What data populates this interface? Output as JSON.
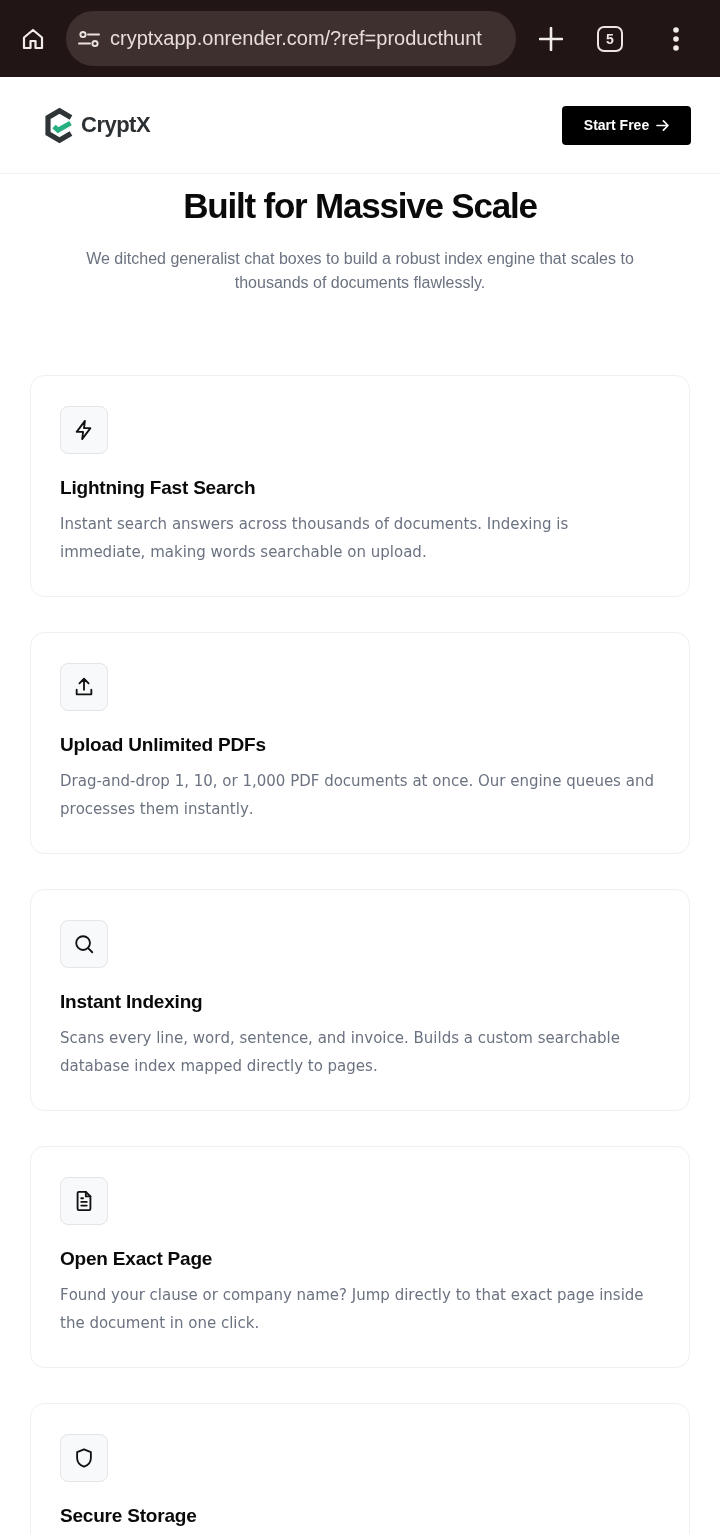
{
  "browser_bar": {
    "url": "cryptxapp.onrender.com/?ref=producthunt",
    "tab_count": "5"
  },
  "header": {
    "brand": "CryptX",
    "cta": "Start Free"
  },
  "section": {
    "title": "Built for Massive Scale",
    "subtitle": "We ditched generalist chat boxes to build a robust index engine that scales to thousands of documents flawlessly."
  },
  "features": [
    {
      "kind": "lightning",
      "title": "Lightning Fast Search",
      "description": "Instant search answers across thousands of documents. Indexing is immediate, making words searchable on upload."
    },
    {
      "kind": "upload",
      "title": "Upload Unlimited PDFs",
      "description": "Drag-and-drop 1, 10, or 1,000 PDF documents at once. Our engine queues and processes them instantly."
    },
    {
      "kind": "search",
      "title": "Instant Indexing",
      "description": "Scans every line, word, sentence, and invoice. Builds a custom searchable database index mapped directly to pages."
    },
    {
      "kind": "document",
      "title": "Open Exact Page",
      "description": "Found your clause or company name? Jump directly to that exact page inside the document in one click."
    },
    {
      "kind": "shield",
      "title": "Secure Storage"
    }
  ]
}
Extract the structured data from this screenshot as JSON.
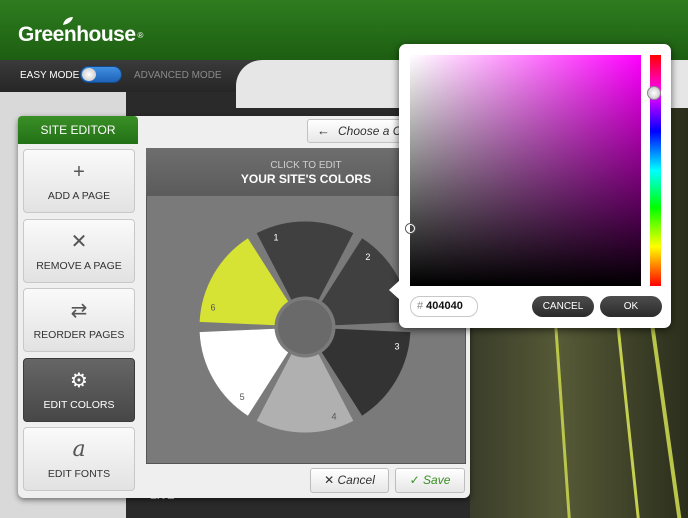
{
  "header": {
    "logo_text": "Greenhouse",
    "logo_mark": "®"
  },
  "modes": {
    "easy_label": "EASY MODE",
    "advanced_label": "ADVANCED MODE"
  },
  "editor": {
    "tab_label": "SITE EDITOR",
    "menu": [
      {
        "label": "ADD A PAGE",
        "icon": "plus-icon",
        "glyph": "+"
      },
      {
        "label": "REMOVE A PAGE",
        "icon": "x-icon",
        "glyph": "✕"
      },
      {
        "label": "REORDER PAGES",
        "icon": "swap-arrows-icon",
        "glyph": "⇄"
      },
      {
        "label": "EDIT COLORS",
        "icon": "gear-icon",
        "glyph": "⚙"
      },
      {
        "label": "EDIT FONTS",
        "icon": "font-a-icon",
        "glyph": "a"
      }
    ],
    "choose_label": "Choose a Co",
    "colors_sub": "CLICK TO EDIT",
    "colors_main": "YOUR SITE'S COLORS",
    "swatches": [
      {
        "num": "1",
        "color": "#404040"
      },
      {
        "num": "2",
        "color": "#404040"
      },
      {
        "num": "3",
        "color": "#333333"
      },
      {
        "num": "4",
        "color": "#b0b0b0"
      },
      {
        "num": "5",
        "color": "#ffffff"
      },
      {
        "num": "6",
        "color": "#d6e234"
      }
    ],
    "cancel_label": "Cancel",
    "save_label": "Save"
  },
  "picker": {
    "hex_prefix": "#",
    "hex_value": "404040",
    "cancel_label": "CANCEL",
    "ok_label": "OK"
  },
  "background": {
    "live_label": "LIVE"
  }
}
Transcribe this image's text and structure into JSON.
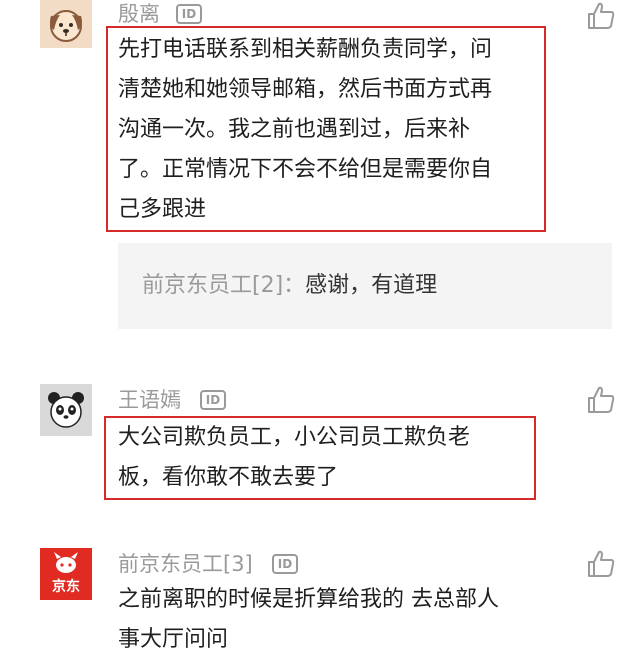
{
  "comments": [
    {
      "username": "殷离",
      "id_badge": "ID",
      "avatar": "dog-avatar-icon",
      "text_lines": [
        "先打电话联系到相关薪酬负责同学，问",
        "清楚她和她领导邮箱，然后书面方式再",
        "沟通一次。我之前也遇到过，后来补",
        "了。正常情况下不会不给但是需要你自",
        "己多跟进"
      ],
      "reply": {
        "author": "前京东员工[2]：",
        "text": "感谢，有道理"
      }
    },
    {
      "username": "王语嫣",
      "id_badge": "ID",
      "avatar": "panda-avatar-icon",
      "text_lines": [
        "大公司欺负员工，小公司员工欺负老",
        "板，看你敢不敢去要了"
      ]
    },
    {
      "username": "前京东员工[3]",
      "id_badge": "ID",
      "avatar": "jd-logo-avatar-icon",
      "avatar_text": "京东",
      "text_lines": [
        "之前离职的时候是折算给我的 去总部人",
        "事大厅问问"
      ]
    }
  ],
  "colors": {
    "highlight_border": "#d42a2a",
    "muted_text": "#9a9a9a",
    "reply_bg": "#f4f4f4",
    "jd_red": "#e02a22"
  }
}
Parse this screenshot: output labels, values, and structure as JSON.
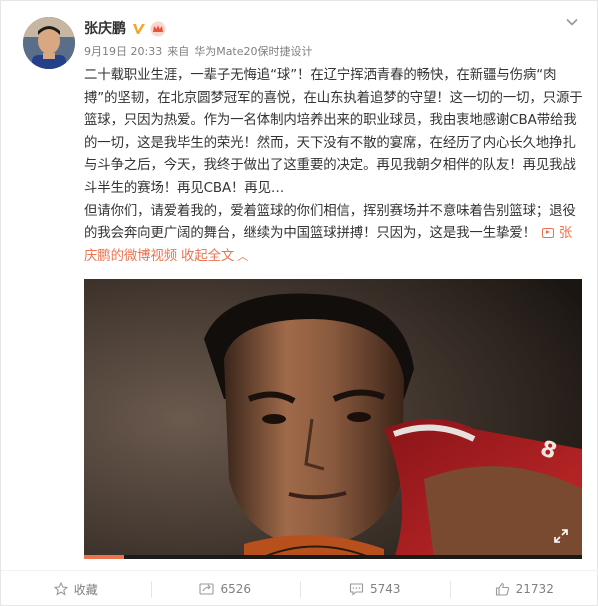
{
  "post": {
    "username": "张庆鹏",
    "date": "9月19日 20:33",
    "source_prefix": "来自",
    "source": "华为Mate20保时捷设计",
    "paragraphs": [
      "二十载职业生涯，一辈子无悔追“球”！在辽宁挥洒青春的畅快，在新疆与伤病“肉搏”的坚韧，在北京圆梦冠军的喜悦，在山东执着追梦的守望！这一切的一切，只源于篮球，只因为热爱。作为一名体制内培养出来的职业球员，我由衷地感谢CBA带给我的一切，这是我毕生的荣光！然而，天下没有不散的宴席，在经历了内心长久地挣扎与斗争之后，今天，我终于做出了这重要的决定。再见我朝夕相伴的队友！再见我战斗半生的赛场！再见CBA！再见…",
      "但请你们，请爱着我的，爱着篮球的你们相信，挥别赛场并不意味着告别篮球；退役的我会奔向更广阔的舞台，继续为中国篮球拼搏！只因为，这是我一生挚爱！"
    ],
    "video_link_label": "张庆鹏的微博视频",
    "collapse_label": "收起全文"
  },
  "video": {
    "progress": 0.08
  },
  "actions": {
    "favorite_label": "收藏",
    "repost_count": "6526",
    "comment_count": "5743",
    "like_count": "21732"
  },
  "colors": {
    "accent": "#eb7350",
    "verified": "#f6a42a",
    "text": "#333333",
    "muted": "#808080"
  },
  "icons": [
    "verified-icon",
    "crown-icon",
    "chevron-down-icon",
    "video-icon",
    "fullscreen-icon",
    "star-icon",
    "repost-icon",
    "comment-icon",
    "like-icon"
  ]
}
========================================================================
> [BRIEF]:
Extract all lines from the material above that include the word "username".

> [REPLY]:
      "username": "殷离",
      "username": "王语嫣",
      "username": "前京东员工[3]",
    "username": "张庆鹏",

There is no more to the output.